◆ **To be done**
**a.** In the text on scanning and troubleshooting Sleuth, what appears on a flat-bed scan if the document does not sit flat?
**b.** Continue the text on scanning and troubleshooting Sleuth from the point where it stops.

◆ **Document excerpt**

If using a flat-bed scanner ensure that the document sits flat on the scanner. If you do not have it flat, dark smudges will appear on the scan.
When scanning books,
use the side of the scanner that has the least gap between the scannable area and the edge of the scanner. This will minimise problems with scanning to the inner margin and keeping the book flat.
Problem solving
Here are a list of possible problems that may occur when using Sleuth, an explanation of the problem and possible solutions:
I'm getting output but it is all punctuation characters or apparently random characters
- The scan is either too light, too dark or contains a font that Sleuth has not been trained on. Re-scan the image to lighten or darken it. If there is a font that is not recognised by Sleuth in the image it will never accurately convert it.
The output is good but the occasional word comes out badly
- It is likely that there is some defect in the scan where the conversion accuracy breaks down or the word is in a font unknown to Sleuth.

◆ **Supplied information**
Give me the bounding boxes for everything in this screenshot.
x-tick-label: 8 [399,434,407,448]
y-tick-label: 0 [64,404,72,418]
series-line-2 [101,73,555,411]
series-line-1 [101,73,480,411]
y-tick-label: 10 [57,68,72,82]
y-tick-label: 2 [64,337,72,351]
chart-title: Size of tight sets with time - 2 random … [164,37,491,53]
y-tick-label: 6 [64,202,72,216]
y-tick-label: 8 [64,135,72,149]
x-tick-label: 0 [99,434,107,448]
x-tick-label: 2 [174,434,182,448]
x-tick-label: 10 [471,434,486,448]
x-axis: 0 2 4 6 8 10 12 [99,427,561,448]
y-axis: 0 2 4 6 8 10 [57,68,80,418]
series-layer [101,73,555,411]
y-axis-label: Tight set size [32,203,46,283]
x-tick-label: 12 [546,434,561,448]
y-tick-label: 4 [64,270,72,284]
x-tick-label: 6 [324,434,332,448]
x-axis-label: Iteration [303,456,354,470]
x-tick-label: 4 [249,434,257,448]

◆ **Responses**
**a.** Dark smudges appear on the scan.

**b.**
The output is good, but gradually gets worse
- Check that the contrast of the image is consistent. Uniform contrast over the image is important in order to get good results. Inconsistent contrast is likely to occur if the document has not been printed well or is a photocopy. Try re-scanning the document in portions adjusting the contrast of the scanner to compensate for the change in document contrast.
The output is good, but the order of the text is wrong
- The page layout is probably complex or it contains text separated by large amounts of white space. If the complex page output is very poor try OCRing again, but use zones this time. If the page contains lots of white space in a single column of text place a zone around the text and make the zone a single column zone.
The output has a lot of the words highlighted in the editor, but they are not spelt incorrectly
- The words are probably not in the spell check dictionary, either you can ignore the highlighted words or you can un-tick the
Context
option from the
Preferences
dialogue box when you OCR this sort of scan. Generally the words will be of a specialised or technical nature.
The output is fair, but could be better
- Try using the
Careful
option from the
Preferences
dialogue box.
The output is excellent, but could be faster
- Try using the
Quick
option from the
Preferences
dialogue box.
I get text that is contained in graphics converted
- Use an ignore zone to ignore the graphic or set the
Min. font size
in the
Input preferences
dialogue box to a larger value. If the page layout is complex you may need to use text zones, to keep the order of output correct.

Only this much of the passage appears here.